Yet actual construction of the corridor is at best several years away. And even in the embryonic stages, the Michigan corridor highlights changes and contradictions in the way different industry players are thinking about how AVs will actually make their way into the public realm.
In the first phase Cavnue will work with Michigan state agencies, including the newly launched Office of Future Mobility and Electrification and the Michigan Department of Transportation, on a feasibility and design study that is expected to last about two years. Once that is completed, the collaboration will move forward with “iterative” implementation, according to Shapiro.
Fleshing out some of the details, Shapiro said the new roadway might involve specially hardened pavement to account for the fact that AVs drive over the exact same area of the pavement on every trip.
Other design elements include road sensors to enable vehicle-to-vehicle and vehicle-to-infrastructure communications while HD mapping will help reduce congestion and route vehicles more efficiently. “In Phase One we’re going to do a lot of civil engineering and design analysis to figure out the most effective ways to implement the project and operate connected and autonomous vehicles,” Shapiro said.
HOV lanes for driverless vehicles
A defining aspect of the project is the AVs will be traveling in dedicated lanes. The plan is for new roads to be built alongside existing routes, much like a dedicated railroad, light rail line — or car pool lane.
::::
WHAT IS EXPECTED>
Continue the text on the Michigan autonomous vehicle corridor from where it stops.

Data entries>
::::
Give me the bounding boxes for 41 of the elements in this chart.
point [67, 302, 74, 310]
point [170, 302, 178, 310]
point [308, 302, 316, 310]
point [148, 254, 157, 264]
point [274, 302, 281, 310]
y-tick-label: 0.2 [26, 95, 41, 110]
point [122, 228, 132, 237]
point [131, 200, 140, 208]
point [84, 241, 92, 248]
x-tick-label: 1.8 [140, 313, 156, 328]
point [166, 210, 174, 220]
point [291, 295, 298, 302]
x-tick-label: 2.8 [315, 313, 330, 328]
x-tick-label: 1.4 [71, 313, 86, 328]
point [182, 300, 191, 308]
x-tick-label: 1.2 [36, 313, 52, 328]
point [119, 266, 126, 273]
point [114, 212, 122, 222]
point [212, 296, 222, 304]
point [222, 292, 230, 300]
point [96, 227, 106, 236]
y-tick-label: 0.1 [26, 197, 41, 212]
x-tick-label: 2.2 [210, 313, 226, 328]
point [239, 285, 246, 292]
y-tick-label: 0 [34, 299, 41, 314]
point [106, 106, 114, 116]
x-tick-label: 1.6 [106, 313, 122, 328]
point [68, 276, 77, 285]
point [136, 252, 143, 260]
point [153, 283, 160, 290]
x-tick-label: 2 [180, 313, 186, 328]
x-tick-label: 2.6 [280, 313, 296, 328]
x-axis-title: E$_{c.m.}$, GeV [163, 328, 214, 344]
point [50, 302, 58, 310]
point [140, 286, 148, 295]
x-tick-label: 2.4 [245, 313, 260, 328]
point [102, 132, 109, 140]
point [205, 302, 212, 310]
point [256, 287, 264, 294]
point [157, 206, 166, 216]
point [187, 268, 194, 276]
::::
RESULT BELOW>
Segregated lanes take away a lot of the “edge cases” — extremely rare situations vehicles encounter on the road — that are preventing implementation of fully autonomous vehicles, Shapiro explained.
Consigning vehicles to a segregated lane may represent a concession to mounting public concerns about the safety of self-driving vehicles.
But it also departs from the model many autonomous vehicle companies have developed that assumes self-driving trucks and cars will mingle with regular vehicles.
Public-private partnerships like Cavnue are critical to the eventual deployment of AVs, and “TuSimple is thrilled to lend our expertise as a leader in autonomous tucking,” Robert Brown, the company’s vice president of public affairs and government relations, told FreightWaves in an email.
But TuSimple, which earlier this summer announced the launch of a nationwide “autonomous freight network,” believes that autonomous vehicles will operate among traditional drivers for “many years to come,” Brown said, and “for this reason, dedicated lanes for self-driving trucks are not necessary or a part of our vision.”
Kodiak Robotics CEO Don Burnette made a similar comment during the FreightWaves Live conference earlier this year, noting it was a misconception that autonomous trucks would need their own lanes.
Detroit, reborn and ready to take on Silicon Valley
Cavnue comes as the state of Michigan continues to aggressively rebrand and rebuild Detroit as a center of 21st- century vehicle innovation. Ford, for example, is turning Michigan Central Station into the hub of a $750-million investment in autonomous, electric and connected vehicles.
Of the corridor project, executive chairman Bill Ford, he great grandson of the company’s founder, said in a statement: “Building out a connected corridor cements Michigan as a leader in creating a more connected, autonomous, and electrified future.”
The public sector will not have to finance any of the first phase of the project, according to Cavnue, and the builders will explore a variety of funding options such as federal grants or fares from local businesses along the corridor.
Another important aspect of the project is that it will be “OEM-neutral,” according to Shapiro.
The partners will work on a framework to develop standards to move connected and autonomous vehicles, and as long as the vehicles that want to operate in the lane meet those standards, Shapiro said, “they should be able to operate in the lane.”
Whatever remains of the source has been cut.